EXERCISE BRIEF →
Your task is to output all the records below, word for word.

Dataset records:
↓↓↓

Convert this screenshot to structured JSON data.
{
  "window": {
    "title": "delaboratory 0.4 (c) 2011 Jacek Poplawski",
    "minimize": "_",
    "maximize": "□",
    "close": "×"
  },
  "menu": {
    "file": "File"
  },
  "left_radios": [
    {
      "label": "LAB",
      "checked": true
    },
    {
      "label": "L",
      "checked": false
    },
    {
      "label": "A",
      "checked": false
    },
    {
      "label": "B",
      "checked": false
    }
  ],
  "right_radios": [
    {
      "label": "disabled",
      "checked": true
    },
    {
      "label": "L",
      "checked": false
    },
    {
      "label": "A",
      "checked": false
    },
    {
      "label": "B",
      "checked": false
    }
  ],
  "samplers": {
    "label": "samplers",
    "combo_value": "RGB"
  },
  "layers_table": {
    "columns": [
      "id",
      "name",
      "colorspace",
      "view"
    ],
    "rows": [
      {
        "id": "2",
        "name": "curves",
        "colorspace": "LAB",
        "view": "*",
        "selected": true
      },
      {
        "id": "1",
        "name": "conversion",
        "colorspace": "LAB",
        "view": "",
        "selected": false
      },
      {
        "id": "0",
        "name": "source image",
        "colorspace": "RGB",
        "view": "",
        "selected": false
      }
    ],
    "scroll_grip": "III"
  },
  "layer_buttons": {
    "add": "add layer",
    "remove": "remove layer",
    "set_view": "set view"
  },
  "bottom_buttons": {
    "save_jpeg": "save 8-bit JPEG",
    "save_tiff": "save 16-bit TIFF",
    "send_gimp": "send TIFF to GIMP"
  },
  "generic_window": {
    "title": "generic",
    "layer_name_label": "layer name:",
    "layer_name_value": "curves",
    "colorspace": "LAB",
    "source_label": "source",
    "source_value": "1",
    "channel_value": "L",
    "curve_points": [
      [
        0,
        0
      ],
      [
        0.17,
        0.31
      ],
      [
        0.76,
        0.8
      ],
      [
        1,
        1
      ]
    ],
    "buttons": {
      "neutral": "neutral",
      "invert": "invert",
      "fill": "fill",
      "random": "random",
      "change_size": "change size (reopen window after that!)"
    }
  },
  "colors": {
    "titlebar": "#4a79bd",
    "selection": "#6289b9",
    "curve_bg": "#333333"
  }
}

↑↑↑

WRITTEN ANSWER →
Convert this screenshot to structured JSON data.
{
  "window": {
    "title": "delaboratory 0.4 (c) 2011 Jacek Poplawski",
    "minimize": "_",
    "maximize": "□",
    "close": "×"
  },
  "menu": {
    "file": "File"
  },
  "left_radios": [
    {
      "label": "LAB",
      "checked": true
    },
    {
      "label": "L",
      "checked": false
    },
    {
      "label": "A",
      "checked": false
    },
    {
      "label": "B",
      "checked": false
    }
  ],
  "right_radios": [
    {
      "label": "disabled",
      "checked": true
    },
    {
      "label": "L",
      "checked": false
    },
    {
      "label": "A",
      "checked": false
    },
    {
      "label": "B",
      "checked": false
    }
  ],
  "samplers": {
    "label": "samplers",
    "combo_value": "RGB"
  },
  "layers_table": {
    "columns": [
      "id",
      "name",
      "colorspace",
      "view"
    ],
    "rows": [
      {
        "id": "2",
        "name": "curves",
        "colorspace": "LAB",
        "view": "*",
        "selected": true
      },
      {
        "id": "1",
        "name": "conversion",
        "colorspace": "LAB",
        "view": "",
        "selected": false
      },
      {
        "id": "0",
        "name": "source image",
        "colorspace": "RGB",
        "view": "",
        "selected": false
      }
    ],
    "scroll_grip": "III"
  },
  "layer_buttons": {
    "add": "add layer",
    "remove": "remove layer",
    "set_view": "set view"
  },
  "bottom_buttons": {
    "save_jpeg": "save 8-bit JPEG",
    "save_tiff": "save 16-bit TIFF",
    "send_gimp": "send TIFF to GIMP"
  },
  "generic_window": {
    "title": "generic",
    "layer_name_label": "layer name:",
    "layer_name_value": "curves",
    "colorspace": "LAB",
    "source_label": "source",
    "source_value": "1",
    "channel_value": "L",
    "curve_points": [
      [
        0,
        0
      ],
      [
        0.17,
        0.31
      ],
      [
        0.76,
        0.8
      ],
      [
        1,
        1
      ]
    ],
    "buttons": {
      "neutral": "neutral",
      "invert": "invert",
      "fill": "fill",
      "random": "random",
      "change_size": "change size (reopen window after that!)"
    }
  },
  "colors": {
    "titlebar": "#4a79bd",
    "selection": "#6289b9",
    "curve_bg": "#333333"
  }
}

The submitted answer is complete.